*Selected passage*.
>> Start

Michael Reich (born 18 October 1945) is a Polish-born economist who primarily focuses on labor economics and political economy. Currently, Reich is a professor of economics and co-chair of the Center on Wage and Employment Dynamics at the Institute for Research on Labor and Employment (IRLE) at the University of California at Berkeley. He served as director of IRLE from 2004 to 2015. In 1968, he helped found the Union for Radical Political Economics.

Early life and education 

Michael Reich was born in Trzebina, Poland, to Polish-Jewish parents who survived the Holocaust. In 1949, his family moved to the United States where Reich attended public schools in New York City, Swarthmore College for his undergraduate degree in 1966, and Harvard University to earn a PhD in economics.

Reich notes that he was a "child of the Sputnik age", thus he initially attended college with ambitions to become a physicist, focusing primarily in the fields of science and mathematics. However, his college years changed him as he became heavily involved in activist movements, including protests against the United States’ military role in the Vietnam War. It was during this time that Reich subscribed to the New Left movement.

Union for Radical Political Economics 

In 1968, while in graduate school, Reich was a founding member of the Union for Radical Political Economics (URPE). In doing so, as Reich describes in a biographical compilation piece (A Biographical Dictionary of Dissenting Economists), he helped "to organize an influential circle of radical economists." URPE's agenda, as described by a spokesperson for the group, is to:

support an American version of socialism, with public ownership of production and a government-planned economy to meet social needs rather than the needs of private profit.

URPE is highly critical of capitalism, and seeks to offer alternatives to the traditional capitalist system, largely pointing to a form of socialism. Reich describes that the group's "radical economic perspective" was molded through the convergence of various movements, including antiwar, civil rights, and student power. Reich was a member of the editorial boards of URPE's Review of Radical Political Economics and the Socialist Review.

In 1972, the members of URPE formally assembled their ideas and published a widely cited textbook on radical economics, The Capitalist System. As the central thesis of the textbook's first edition, the group:

regarded capitalism as deeply implicated in the multiple oppressions that we saw around us: inequality, alienation, racism, sexism, imperialism, waste and irrationality.

Reich contributed at least four articles to The Capitalist System, including a reprinting of "The Economics of Racism". Upon the book's release, the Journal of Economic Issues published a review of the book, summarizing it as "...a massive indictment of the contemporary American economic system. It is cast in Marxian terminology but stripped of some of Marx’s turgidity and excess verbiage."

Career 

In the 1960s and 1970s, Reich worked with David Gordon, Richard Edwards, and other well-known Marxist and Neo-Marxian economists. Focusing on labor economics, the group specifically narrowed in on segmented labor markets. In 1973, Reich, together with Edwards and Gordon, published A Theory of Labor Market Segmentation.

>> End

*Dataset section*.
>> Start

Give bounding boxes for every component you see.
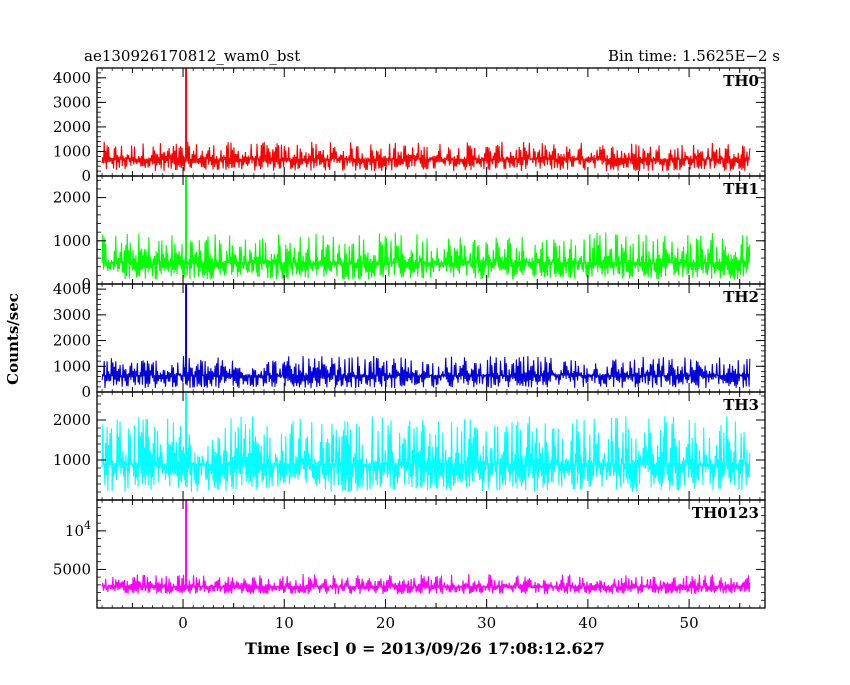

>> End

*To-do list*.
• a. Repeat, word for word, the part of the Michael Reich biography that opens with the words containing "Early life and" and closes with "PhD in economics.".
• b. For each statement, decide whether it agrees with the Michael Reich biography. Answer yes or no, and quote the deciding words: (i) Reich was born in New York City. (ii) Reich earned his undergraduate degree at Swarthmore College in 1966. (iii) Reich directed IRLE until 2020.
Answer using only the biography of Michael Reich.

*Outputs in order*.
• a.
Early life and education 

Michael Reich was born in Trzebina, Poland, to Polish-Jewish parents who survived the Holocaust. In 1949, his family moved to the United States where Reich attended public schools in New York City, Swarthmore College for his undergraduate degree in 1966, and Harvard University to earn a PhD in economics.

• b.
(i) No: "Michael Reich was born in Trzebina, Poland"
(ii) Yes: "Swarthmore College for his undergraduate degree in 1966"
(iii) No: "He served as director of IRLE from 2004 to 2015."